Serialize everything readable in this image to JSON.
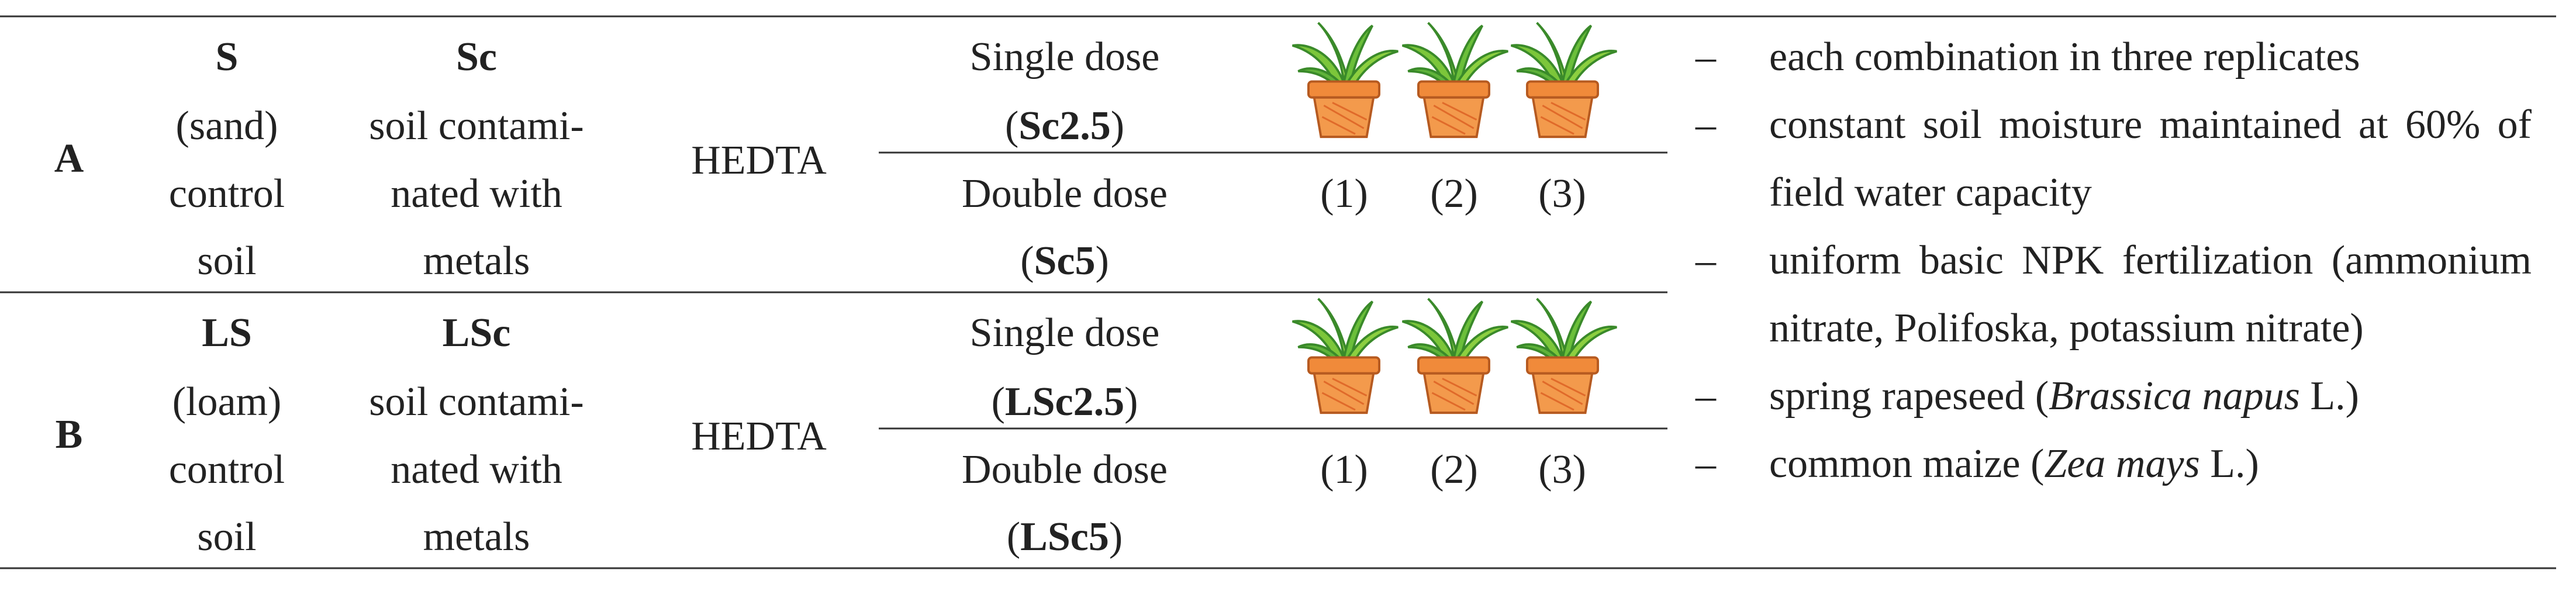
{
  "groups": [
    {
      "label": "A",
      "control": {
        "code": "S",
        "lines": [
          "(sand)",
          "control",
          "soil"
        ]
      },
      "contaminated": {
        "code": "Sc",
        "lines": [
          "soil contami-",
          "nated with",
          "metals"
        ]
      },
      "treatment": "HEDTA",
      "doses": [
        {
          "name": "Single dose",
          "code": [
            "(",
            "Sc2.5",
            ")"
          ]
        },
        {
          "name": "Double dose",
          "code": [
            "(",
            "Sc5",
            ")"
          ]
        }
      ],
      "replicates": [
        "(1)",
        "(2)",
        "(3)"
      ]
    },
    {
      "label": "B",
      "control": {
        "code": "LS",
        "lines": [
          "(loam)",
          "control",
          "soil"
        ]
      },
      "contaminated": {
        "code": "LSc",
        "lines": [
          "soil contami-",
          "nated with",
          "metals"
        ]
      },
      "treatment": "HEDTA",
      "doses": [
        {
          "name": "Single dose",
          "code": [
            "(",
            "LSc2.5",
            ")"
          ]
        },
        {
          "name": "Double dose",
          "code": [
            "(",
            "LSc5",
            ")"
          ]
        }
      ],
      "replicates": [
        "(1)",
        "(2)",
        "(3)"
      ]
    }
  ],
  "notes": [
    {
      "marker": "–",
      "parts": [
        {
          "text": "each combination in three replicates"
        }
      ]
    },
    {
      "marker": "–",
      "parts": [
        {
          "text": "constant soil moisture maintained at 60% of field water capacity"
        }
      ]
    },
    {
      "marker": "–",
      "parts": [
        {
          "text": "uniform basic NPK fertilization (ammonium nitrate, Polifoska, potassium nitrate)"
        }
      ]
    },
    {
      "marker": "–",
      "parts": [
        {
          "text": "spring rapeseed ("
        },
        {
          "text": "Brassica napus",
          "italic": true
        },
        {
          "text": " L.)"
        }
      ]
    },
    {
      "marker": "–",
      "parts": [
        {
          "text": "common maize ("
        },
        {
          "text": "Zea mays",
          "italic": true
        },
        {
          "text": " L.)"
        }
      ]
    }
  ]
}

::::

Output a faithful copy of the data, with each picture left out.

Serialize everything readable in this image to JSON.
{
  "groups": [
    {
      "label": "A",
      "control": {
        "code": "S",
        "lines": [
          "(sand)",
          "control",
          "soil"
        ]
      },
      "contaminated": {
        "code": "Sc",
        "lines": [
          "soil contami-",
          "nated with",
          "metals"
        ]
      },
      "treatment": "HEDTA",
      "doses": [
        {
          "name": "Single dose",
          "code": [
            "(",
            "Sc2.5",
            ")"
          ]
        },
        {
          "name": "Double dose",
          "code": [
            "(",
            "Sc5",
            ")"
          ]
        }
      ],
      "replicates": [
        "(1)",
        "(2)",
        "(3)"
      ]
    },
    {
      "label": "B",
      "control": {
        "code": "LS",
        "lines": [
          "(loam)",
          "control",
          "soil"
        ]
      },
      "contaminated": {
        "code": "LSc",
        "lines": [
          "soil contami-",
          "nated with",
          "metals"
        ]
      },
      "treatment": "HEDTA",
      "doses": [
        {
          "name": "Single dose",
          "code": [
            "(",
            "LSc2.5",
            ")"
          ]
        },
        {
          "name": "Double dose",
          "code": [
            "(",
            "LSc5",
            ")"
          ]
        }
      ],
      "replicates": [
        "(1)",
        "(2)",
        "(3)"
      ]
    }
  ],
  "notes": [
    {
      "marker": "–",
      "parts": [
        {
          "text": "each combination in three replicates"
        }
      ]
    },
    {
      "marker": "–",
      "parts": [
        {
          "text": "constant soil moisture maintained at 60% of field water capacity"
        }
      ]
    },
    {
      "marker": "–",
      "parts": [
        {
          "text": "uniform basic NPK fertilization (ammonium nitrate, Polifoska, potassium nitrate)"
        }
      ]
    },
    {
      "marker": "–",
      "parts": [
        {
          "text": "spring rapeseed ("
        },
        {
          "text": "Brassica napus",
          "italic": true
        },
        {
          "text": " L.)"
        }
      ]
    },
    {
      "marker": "–",
      "parts": [
        {
          "text": "common maize ("
        },
        {
          "text": "Zea mays",
          "italic": true
        },
        {
          "text": " L.)"
        }
      ]
    }
  ]
}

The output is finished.